**Given information:**
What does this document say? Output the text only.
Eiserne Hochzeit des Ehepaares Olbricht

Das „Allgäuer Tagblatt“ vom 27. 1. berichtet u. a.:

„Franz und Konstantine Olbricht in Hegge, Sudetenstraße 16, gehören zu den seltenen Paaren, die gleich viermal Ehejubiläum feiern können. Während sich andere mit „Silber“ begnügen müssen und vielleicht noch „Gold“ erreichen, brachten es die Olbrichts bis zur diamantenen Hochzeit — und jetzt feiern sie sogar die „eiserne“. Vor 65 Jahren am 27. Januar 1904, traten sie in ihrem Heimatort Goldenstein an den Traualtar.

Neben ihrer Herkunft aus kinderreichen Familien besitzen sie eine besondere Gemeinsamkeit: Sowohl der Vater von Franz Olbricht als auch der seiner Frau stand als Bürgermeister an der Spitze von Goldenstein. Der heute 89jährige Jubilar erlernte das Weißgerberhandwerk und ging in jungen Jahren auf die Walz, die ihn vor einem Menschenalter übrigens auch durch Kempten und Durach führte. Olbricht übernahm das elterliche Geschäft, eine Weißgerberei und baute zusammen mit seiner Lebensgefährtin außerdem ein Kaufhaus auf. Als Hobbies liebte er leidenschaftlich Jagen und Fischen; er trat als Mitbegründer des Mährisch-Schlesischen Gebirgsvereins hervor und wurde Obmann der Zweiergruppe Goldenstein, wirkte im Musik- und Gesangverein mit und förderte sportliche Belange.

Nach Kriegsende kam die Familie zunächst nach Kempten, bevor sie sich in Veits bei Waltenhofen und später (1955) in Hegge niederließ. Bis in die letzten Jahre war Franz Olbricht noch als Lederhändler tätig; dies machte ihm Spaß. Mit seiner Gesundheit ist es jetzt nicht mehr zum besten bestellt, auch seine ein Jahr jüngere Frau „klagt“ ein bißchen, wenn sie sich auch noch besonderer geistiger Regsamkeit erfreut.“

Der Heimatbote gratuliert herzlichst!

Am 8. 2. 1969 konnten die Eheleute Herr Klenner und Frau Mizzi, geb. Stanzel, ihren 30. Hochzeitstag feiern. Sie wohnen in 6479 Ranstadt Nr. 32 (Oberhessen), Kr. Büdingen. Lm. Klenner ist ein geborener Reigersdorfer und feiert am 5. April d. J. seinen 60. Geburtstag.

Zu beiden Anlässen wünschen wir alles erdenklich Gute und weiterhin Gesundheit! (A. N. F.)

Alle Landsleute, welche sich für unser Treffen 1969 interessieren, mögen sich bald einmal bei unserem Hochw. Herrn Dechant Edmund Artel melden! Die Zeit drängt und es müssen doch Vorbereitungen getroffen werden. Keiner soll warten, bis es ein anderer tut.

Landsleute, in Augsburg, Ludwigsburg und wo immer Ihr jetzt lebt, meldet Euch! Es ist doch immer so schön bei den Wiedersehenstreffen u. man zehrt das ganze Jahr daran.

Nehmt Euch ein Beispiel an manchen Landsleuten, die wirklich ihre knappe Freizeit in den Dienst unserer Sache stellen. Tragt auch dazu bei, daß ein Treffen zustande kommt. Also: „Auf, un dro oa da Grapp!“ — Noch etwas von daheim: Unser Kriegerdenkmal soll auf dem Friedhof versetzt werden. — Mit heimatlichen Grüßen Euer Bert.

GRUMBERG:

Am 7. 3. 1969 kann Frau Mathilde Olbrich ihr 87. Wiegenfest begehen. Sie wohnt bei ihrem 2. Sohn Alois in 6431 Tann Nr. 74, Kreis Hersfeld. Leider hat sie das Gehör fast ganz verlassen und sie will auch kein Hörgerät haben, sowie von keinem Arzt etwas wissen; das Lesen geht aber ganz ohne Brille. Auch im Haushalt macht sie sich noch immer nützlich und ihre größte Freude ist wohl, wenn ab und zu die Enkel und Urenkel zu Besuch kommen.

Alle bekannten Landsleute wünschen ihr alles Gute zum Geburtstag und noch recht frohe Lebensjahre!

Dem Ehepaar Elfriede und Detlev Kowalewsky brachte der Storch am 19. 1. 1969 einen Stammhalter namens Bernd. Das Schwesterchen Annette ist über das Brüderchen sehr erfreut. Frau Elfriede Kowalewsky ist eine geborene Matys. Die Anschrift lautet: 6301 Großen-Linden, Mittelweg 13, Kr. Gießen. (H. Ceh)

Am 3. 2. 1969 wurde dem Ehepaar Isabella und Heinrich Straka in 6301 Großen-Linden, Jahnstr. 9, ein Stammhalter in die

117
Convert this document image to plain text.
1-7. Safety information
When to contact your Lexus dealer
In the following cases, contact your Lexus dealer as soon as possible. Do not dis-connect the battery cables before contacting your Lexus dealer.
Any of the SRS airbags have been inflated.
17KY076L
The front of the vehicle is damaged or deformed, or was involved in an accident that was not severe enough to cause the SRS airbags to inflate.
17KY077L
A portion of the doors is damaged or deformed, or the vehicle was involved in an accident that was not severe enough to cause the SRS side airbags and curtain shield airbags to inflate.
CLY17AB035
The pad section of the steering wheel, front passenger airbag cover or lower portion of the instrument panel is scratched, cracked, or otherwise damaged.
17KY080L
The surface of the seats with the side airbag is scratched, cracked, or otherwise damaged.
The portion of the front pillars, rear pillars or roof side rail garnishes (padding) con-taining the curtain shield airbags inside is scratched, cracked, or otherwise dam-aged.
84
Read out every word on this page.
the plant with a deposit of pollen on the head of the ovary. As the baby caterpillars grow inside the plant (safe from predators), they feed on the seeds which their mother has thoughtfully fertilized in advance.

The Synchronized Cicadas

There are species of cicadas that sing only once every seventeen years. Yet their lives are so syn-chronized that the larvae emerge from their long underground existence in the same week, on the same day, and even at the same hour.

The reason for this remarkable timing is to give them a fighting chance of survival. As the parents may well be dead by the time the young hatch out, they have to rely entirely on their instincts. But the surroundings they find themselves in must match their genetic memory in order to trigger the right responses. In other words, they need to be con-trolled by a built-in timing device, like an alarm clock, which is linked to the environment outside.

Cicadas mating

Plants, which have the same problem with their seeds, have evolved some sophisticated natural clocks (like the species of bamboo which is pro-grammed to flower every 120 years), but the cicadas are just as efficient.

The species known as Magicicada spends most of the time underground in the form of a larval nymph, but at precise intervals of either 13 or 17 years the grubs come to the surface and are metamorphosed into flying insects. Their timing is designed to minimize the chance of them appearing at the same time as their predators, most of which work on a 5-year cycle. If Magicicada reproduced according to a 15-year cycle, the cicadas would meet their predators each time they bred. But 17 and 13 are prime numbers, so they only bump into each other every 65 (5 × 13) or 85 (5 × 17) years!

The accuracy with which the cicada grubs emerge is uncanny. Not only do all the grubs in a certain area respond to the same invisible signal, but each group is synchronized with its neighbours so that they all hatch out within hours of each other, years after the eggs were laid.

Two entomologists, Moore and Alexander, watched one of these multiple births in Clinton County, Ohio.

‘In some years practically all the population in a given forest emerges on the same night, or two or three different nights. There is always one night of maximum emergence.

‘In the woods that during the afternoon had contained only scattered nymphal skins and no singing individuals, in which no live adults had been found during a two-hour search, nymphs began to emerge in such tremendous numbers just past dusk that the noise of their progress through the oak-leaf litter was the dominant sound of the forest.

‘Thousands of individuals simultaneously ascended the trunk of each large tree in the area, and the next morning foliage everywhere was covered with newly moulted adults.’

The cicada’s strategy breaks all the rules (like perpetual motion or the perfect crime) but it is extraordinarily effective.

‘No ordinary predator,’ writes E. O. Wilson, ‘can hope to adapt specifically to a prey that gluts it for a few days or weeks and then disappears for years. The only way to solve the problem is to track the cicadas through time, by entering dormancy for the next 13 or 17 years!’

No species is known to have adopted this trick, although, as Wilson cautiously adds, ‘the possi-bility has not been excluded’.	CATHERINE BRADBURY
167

**Short problem:** Scan the lines for the string "document". Pick out every line that has it.

**Answer for the task:**
What does this document say? Output the text only.
Convert this document image to plain text.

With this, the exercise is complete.